- _Requirement_: How many lines in these records hold the string "Defined"? Reply with the number alone.

- _Information given_:
-------
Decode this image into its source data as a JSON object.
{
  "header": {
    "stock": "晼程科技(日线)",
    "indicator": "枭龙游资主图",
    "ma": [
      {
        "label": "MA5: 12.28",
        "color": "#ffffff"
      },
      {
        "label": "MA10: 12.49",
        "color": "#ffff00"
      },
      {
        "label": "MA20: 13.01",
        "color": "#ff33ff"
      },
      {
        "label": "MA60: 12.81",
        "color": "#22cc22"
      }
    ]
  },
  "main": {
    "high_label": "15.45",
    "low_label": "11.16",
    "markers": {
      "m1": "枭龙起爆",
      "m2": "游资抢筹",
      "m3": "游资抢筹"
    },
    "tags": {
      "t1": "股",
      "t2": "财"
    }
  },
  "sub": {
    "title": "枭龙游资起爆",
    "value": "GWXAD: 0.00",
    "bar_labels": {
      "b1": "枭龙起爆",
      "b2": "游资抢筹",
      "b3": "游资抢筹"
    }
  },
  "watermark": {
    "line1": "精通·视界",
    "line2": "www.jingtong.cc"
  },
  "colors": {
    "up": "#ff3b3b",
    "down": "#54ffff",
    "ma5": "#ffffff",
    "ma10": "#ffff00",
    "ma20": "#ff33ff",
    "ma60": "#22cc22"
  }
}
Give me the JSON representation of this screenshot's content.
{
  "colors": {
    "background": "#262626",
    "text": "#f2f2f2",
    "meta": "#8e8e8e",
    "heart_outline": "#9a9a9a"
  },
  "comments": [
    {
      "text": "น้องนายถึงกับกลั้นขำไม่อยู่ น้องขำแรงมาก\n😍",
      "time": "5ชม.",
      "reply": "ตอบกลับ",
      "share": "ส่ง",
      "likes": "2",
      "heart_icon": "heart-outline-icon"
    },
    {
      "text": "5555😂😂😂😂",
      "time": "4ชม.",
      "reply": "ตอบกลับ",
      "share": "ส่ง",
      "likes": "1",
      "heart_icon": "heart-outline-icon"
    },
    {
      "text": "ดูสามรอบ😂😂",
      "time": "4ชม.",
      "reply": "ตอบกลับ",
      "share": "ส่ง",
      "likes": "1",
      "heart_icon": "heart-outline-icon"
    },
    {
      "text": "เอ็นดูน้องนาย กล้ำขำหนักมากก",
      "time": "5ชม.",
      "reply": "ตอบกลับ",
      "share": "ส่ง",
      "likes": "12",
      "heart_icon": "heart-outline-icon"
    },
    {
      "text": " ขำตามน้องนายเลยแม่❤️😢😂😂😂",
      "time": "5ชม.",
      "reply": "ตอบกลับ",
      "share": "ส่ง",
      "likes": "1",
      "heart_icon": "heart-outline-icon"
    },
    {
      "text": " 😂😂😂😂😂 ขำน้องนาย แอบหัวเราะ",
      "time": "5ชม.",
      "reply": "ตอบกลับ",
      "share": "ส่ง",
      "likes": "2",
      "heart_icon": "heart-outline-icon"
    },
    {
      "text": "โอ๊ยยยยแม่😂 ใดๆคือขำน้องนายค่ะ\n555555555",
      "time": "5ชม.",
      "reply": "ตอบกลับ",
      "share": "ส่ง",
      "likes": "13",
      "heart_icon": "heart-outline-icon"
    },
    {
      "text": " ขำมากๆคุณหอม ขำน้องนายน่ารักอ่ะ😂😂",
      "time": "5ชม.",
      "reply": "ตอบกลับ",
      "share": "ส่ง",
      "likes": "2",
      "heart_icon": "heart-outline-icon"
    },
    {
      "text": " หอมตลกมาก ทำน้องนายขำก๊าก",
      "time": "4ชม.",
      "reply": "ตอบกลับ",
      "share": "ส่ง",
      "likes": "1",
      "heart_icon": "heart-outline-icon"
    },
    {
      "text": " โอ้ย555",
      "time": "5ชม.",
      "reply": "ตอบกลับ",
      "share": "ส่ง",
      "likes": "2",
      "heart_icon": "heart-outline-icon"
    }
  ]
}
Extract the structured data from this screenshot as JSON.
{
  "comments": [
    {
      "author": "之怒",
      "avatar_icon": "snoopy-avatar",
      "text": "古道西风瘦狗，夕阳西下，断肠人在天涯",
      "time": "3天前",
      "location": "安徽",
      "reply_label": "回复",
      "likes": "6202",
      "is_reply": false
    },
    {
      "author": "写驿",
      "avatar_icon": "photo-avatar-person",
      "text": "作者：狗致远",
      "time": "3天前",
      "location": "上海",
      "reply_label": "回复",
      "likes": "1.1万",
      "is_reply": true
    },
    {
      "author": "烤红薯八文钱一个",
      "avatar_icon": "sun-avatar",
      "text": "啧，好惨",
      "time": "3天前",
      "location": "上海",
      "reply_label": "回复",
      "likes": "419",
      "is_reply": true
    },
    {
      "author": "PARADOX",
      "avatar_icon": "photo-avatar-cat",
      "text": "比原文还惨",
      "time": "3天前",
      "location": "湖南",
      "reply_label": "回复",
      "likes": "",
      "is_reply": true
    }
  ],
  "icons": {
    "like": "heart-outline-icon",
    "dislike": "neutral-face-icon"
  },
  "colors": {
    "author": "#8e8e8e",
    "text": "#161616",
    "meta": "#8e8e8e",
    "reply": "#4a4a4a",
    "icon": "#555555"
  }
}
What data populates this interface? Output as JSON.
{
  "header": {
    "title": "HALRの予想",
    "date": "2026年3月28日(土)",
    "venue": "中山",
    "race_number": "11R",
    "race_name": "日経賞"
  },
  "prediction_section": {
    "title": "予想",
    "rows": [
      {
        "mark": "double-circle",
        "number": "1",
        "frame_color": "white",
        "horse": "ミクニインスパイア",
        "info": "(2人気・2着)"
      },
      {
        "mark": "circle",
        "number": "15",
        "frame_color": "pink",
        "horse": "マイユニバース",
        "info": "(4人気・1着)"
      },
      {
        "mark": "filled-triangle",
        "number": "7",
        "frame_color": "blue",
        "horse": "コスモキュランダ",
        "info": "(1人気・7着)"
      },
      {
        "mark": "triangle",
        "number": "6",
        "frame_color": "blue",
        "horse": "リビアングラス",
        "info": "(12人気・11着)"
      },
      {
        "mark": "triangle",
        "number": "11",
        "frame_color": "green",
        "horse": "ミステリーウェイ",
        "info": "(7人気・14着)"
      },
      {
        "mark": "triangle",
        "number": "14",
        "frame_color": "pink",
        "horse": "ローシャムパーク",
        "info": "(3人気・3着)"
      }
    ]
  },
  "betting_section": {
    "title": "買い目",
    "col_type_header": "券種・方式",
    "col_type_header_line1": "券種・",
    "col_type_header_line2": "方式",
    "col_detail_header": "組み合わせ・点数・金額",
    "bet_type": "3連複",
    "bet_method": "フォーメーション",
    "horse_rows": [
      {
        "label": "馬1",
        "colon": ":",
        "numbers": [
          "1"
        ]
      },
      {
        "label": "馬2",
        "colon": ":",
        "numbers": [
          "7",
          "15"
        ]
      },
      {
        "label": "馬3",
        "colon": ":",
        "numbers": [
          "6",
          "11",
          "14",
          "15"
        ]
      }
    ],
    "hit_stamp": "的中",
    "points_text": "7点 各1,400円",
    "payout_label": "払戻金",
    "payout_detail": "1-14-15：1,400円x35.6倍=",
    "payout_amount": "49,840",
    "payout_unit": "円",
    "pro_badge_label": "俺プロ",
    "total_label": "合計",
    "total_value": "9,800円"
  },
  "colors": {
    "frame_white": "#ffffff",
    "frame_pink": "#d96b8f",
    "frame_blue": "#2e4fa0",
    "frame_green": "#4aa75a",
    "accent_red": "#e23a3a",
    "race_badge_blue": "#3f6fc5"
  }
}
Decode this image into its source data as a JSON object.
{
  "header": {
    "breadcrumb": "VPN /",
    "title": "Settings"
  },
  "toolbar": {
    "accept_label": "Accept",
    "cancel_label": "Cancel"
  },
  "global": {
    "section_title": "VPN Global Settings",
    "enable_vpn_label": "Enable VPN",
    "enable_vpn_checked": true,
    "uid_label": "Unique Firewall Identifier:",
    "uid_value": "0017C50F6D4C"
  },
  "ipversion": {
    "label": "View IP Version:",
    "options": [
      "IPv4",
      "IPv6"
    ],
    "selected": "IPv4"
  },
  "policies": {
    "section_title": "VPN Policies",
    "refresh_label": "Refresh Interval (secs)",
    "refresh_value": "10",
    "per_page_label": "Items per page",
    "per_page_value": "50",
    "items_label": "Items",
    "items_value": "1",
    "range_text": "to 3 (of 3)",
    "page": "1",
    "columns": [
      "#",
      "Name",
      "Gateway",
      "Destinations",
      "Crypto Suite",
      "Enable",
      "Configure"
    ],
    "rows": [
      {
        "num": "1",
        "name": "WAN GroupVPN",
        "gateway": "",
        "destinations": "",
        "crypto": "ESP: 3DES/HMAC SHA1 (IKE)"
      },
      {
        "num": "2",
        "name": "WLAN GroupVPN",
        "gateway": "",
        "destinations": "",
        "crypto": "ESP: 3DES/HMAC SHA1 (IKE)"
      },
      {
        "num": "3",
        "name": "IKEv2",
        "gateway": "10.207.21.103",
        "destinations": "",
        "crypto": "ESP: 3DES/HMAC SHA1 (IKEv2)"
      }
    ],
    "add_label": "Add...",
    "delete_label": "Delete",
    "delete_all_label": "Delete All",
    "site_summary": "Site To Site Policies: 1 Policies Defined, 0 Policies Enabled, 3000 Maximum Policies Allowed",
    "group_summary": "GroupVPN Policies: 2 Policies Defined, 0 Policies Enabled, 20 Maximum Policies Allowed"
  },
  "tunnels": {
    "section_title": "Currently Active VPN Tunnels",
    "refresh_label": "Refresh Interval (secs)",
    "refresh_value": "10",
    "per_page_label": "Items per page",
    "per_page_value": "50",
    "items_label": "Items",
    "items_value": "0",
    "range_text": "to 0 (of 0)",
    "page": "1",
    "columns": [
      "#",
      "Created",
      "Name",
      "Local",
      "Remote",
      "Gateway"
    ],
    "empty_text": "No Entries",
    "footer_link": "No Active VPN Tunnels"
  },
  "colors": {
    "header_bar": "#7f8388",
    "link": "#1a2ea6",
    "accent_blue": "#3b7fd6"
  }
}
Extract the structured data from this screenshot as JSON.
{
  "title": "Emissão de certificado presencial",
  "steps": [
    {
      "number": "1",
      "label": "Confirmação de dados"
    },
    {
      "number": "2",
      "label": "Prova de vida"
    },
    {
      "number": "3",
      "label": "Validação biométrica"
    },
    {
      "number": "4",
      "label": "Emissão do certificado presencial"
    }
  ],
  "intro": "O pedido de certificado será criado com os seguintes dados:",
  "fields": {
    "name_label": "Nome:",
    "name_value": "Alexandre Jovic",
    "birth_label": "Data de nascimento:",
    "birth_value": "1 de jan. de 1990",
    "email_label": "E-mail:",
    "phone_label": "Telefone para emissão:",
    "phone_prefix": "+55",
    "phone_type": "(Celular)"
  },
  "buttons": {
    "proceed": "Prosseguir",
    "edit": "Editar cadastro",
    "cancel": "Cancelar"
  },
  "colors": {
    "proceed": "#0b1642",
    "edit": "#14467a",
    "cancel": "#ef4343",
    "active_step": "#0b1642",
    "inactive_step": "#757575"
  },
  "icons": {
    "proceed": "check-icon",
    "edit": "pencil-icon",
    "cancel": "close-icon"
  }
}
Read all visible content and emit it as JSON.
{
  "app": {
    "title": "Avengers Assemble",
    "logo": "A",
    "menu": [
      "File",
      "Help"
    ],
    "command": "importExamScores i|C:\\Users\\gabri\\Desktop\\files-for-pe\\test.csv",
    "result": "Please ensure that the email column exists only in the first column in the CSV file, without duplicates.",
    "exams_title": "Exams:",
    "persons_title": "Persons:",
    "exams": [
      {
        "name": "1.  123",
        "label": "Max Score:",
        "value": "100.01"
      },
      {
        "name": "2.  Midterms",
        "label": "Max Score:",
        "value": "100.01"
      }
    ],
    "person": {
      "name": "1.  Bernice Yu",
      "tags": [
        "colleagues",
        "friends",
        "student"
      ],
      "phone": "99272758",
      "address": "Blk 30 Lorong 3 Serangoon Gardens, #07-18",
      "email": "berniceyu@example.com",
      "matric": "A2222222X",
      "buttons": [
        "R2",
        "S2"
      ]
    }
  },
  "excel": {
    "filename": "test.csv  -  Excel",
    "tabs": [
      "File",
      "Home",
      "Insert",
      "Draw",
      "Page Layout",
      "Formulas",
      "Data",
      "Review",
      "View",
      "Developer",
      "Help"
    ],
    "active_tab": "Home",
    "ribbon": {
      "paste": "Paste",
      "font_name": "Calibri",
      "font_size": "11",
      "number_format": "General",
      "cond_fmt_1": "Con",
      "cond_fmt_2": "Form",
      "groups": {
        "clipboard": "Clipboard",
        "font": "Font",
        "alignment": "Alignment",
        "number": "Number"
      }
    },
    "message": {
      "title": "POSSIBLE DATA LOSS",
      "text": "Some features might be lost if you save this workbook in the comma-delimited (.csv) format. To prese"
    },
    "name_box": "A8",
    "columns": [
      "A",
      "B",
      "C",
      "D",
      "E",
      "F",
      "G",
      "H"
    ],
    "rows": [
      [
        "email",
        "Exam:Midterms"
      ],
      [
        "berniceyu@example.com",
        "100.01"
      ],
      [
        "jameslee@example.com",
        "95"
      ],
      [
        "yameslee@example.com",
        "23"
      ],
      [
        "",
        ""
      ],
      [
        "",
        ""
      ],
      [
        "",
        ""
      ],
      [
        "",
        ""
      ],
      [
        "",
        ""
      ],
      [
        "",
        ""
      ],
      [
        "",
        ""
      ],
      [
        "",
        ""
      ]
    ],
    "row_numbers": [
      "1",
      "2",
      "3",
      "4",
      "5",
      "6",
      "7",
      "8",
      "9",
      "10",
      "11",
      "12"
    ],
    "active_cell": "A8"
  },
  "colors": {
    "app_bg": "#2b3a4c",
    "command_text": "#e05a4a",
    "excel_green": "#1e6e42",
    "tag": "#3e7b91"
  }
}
-------
- _Result of the task_: 2